◆ Your objective
Set down each entry from the block beneath, exactly as written.

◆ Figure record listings
....
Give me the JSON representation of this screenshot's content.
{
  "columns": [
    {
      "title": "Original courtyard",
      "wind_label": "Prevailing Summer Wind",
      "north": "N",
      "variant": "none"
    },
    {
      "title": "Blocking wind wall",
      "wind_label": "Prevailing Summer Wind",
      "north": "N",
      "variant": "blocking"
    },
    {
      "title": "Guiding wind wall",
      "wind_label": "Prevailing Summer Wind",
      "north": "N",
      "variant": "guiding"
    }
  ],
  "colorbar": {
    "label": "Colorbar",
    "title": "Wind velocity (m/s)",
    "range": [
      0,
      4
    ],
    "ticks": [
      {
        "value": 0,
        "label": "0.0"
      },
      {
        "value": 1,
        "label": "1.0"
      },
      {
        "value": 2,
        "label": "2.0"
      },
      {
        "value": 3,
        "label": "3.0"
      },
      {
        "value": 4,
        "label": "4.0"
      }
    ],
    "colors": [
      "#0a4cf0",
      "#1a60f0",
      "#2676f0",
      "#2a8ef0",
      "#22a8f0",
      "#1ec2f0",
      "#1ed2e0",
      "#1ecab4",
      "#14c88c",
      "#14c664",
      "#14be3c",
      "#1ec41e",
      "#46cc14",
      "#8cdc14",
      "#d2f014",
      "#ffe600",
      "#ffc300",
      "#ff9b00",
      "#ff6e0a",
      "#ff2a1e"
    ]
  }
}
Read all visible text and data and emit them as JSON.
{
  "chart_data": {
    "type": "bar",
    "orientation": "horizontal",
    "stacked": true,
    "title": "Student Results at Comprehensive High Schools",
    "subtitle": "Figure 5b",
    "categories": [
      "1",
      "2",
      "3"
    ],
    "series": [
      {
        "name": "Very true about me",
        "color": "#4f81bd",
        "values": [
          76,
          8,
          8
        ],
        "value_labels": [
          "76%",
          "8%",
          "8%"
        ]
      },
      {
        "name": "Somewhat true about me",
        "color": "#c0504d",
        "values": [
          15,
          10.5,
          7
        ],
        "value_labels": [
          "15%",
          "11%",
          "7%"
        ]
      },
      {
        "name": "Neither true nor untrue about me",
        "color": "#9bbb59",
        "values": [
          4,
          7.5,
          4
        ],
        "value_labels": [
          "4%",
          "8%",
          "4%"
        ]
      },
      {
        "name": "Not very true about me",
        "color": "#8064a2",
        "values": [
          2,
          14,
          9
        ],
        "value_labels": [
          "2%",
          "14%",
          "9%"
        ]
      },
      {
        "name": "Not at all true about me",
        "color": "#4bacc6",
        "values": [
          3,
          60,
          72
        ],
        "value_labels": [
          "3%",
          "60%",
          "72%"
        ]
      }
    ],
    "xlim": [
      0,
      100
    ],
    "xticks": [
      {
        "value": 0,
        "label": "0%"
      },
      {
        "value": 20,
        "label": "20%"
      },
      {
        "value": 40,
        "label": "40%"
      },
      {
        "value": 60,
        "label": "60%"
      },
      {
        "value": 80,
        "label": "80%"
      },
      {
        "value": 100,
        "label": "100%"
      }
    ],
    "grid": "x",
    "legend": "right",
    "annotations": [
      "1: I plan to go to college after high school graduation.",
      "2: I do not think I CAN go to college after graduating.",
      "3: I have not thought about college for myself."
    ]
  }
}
....
◆ Answer for the task
Give me the JSON representation of this screenshot's content.
{
  "columns": [
    {
      "title": "Original courtyard",
      "wind_label": "Prevailing Summer Wind",
      "north": "N",
      "variant": "none"
    },
    {
      "title": "Blocking wind wall",
      "wind_label": "Prevailing Summer Wind",
      "north": "N",
      "variant": "blocking"
    },
    {
      "title": "Guiding wind wall",
      "wind_label": "Prevailing Summer Wind",
      "north": "N",
      "variant": "guiding"
    }
  ],
  "colorbar": {
    "label": "Colorbar",
    "title": "Wind velocity (m/s)",
    "range": [
      0,
      4
    ],
    "ticks": [
      {
        "value": 0,
        "label": "0.0"
      },
      {
        "value": 1,
        "label": "1.0"
      },
      {
        "value": 2,
        "label": "2.0"
      },
      {
        "value": 3,
        "label": "3.0"
      },
      {
        "value": 4,
        "label": "4.0"
      }
    ],
    "colors": [
      "#0a4cf0",
      "#1a60f0",
      "#2676f0",
      "#2a8ef0",
      "#22a8f0",
      "#1ec2f0",
      "#1ed2e0",
      "#1ecab4",
      "#14c88c",
      "#14c664",
      "#14be3c",
      "#1ec41e",
      "#46cc14",
      "#8cdc14",
      "#d2f014",
      "#ffe600",
      "#ffc300",
      "#ff9b00",
      "#ff6e0a",
      "#ff2a1e"
    ]
  }
}
Read all visible text and data and emit them as JSON.
{
  "chart_data": {
    "type": "bar",
    "orientation": "horizontal",
    "stacked": true,
    "title": "Student Results at Comprehensive High Schools",
    "subtitle": "Figure 5b",
    "categories": [
      "1",
      "2",
      "3"
    ],
    "series": [
      {
        "name": "Very true about me",
        "color": "#4f81bd",
        "values": [
          76,
          8,
          8
        ],
        "value_labels": [
          "76%",
          "8%",
          "8%"
        ]
      },
      {
        "name": "Somewhat true about me",
        "color": "#c0504d",
        "values": [
          15,
          10.5,
          7
        ],
        "value_labels": [
          "15%",
          "11%",
          "7%"
        ]
      },
      {
        "name": "Neither true nor untrue about me",
        "color": "#9bbb59",
        "values": [
          4,
          7.5,
          4
        ],
        "value_labels": [
          "4%",
          "8%",
          "4%"
        ]
      },
      {
        "name": "Not very true about me",
        "color": "#8064a2",
        "values": [
          2,
          14,
          9
        ],
        "value_labels": [
          "2%",
          "14%",
          "9%"
        ]
      },
      {
        "name": "Not at all true about me",
        "color": "#4bacc6",
        "values": [
          3,
          60,
          72
        ],
        "value_labels": [
          "3%",
          "60%",
          "72%"
        ]
      }
    ],
    "xlim": [
      0,
      100
    ],
    "xticks": [
      {
        "value": 0,
        "label": "0%"
      },
      {
        "value": 20,
        "label": "20%"
      },
      {
        "value": 40,
        "label": "40%"
      },
      {
        "value": 60,
        "label": "60%"
      },
      {
        "value": 80,
        "label": "80%"
      },
      {
        "value": 100,
        "label": "100%"
      }
    ],
    "grid": "x",
    "legend": "right",
    "annotations": [
      "1: I plan to go to college after high school graduation.",
      "2: I do not think I CAN go to college after graduating.",
      "3: I have not thought about college for myself."
    ]
  }
}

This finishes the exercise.